## begin

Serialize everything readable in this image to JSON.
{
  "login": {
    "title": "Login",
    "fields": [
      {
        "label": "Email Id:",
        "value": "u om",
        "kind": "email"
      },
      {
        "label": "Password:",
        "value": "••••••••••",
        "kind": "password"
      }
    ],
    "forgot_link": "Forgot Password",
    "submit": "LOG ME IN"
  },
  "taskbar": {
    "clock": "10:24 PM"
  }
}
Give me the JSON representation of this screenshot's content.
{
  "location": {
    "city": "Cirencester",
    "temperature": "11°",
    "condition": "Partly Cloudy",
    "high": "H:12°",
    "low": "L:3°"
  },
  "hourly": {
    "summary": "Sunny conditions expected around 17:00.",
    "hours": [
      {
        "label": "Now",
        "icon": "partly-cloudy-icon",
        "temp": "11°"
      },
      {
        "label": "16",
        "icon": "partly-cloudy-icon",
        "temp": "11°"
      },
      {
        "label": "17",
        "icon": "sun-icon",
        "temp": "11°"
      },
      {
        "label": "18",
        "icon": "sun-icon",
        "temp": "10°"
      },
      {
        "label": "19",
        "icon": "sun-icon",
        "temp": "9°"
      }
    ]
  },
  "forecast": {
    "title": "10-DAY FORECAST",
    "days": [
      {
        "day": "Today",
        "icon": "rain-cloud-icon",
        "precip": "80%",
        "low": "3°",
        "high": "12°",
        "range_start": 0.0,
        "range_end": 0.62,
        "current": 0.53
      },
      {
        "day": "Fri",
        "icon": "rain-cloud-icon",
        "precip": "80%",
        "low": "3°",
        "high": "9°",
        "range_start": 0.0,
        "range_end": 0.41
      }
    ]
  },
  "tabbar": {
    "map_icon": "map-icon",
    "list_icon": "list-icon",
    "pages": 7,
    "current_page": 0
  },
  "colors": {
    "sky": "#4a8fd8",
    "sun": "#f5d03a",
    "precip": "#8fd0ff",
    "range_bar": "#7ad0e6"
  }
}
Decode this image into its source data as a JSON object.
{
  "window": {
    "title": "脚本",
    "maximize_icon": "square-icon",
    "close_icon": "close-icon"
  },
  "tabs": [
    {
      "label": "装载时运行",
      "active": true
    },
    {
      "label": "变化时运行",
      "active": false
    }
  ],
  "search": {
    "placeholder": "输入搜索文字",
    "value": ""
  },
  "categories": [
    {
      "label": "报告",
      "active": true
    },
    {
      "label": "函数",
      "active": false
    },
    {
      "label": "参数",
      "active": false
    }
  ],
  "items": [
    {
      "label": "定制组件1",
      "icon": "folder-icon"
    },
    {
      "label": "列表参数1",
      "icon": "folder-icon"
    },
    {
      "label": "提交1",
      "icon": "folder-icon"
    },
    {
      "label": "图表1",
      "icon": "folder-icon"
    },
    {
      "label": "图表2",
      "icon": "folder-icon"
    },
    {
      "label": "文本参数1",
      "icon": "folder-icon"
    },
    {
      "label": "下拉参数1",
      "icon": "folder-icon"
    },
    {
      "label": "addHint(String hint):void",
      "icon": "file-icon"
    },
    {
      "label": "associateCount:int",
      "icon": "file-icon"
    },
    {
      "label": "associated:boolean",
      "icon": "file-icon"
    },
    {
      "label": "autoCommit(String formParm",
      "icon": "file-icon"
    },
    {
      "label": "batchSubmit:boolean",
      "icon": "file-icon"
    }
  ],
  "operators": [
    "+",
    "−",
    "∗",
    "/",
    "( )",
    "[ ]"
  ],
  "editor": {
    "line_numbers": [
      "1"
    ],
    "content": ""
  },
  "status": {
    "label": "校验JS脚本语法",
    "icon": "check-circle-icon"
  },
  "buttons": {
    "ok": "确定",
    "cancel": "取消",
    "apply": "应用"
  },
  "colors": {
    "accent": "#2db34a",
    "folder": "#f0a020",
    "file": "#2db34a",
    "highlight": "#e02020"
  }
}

## end

**What is being asked**
From the data above, copy out every line with the string "image" in it.

**Complete answer**
Serialize everything readable in this image to JSON.
Decode this image into its source data as a JSON object.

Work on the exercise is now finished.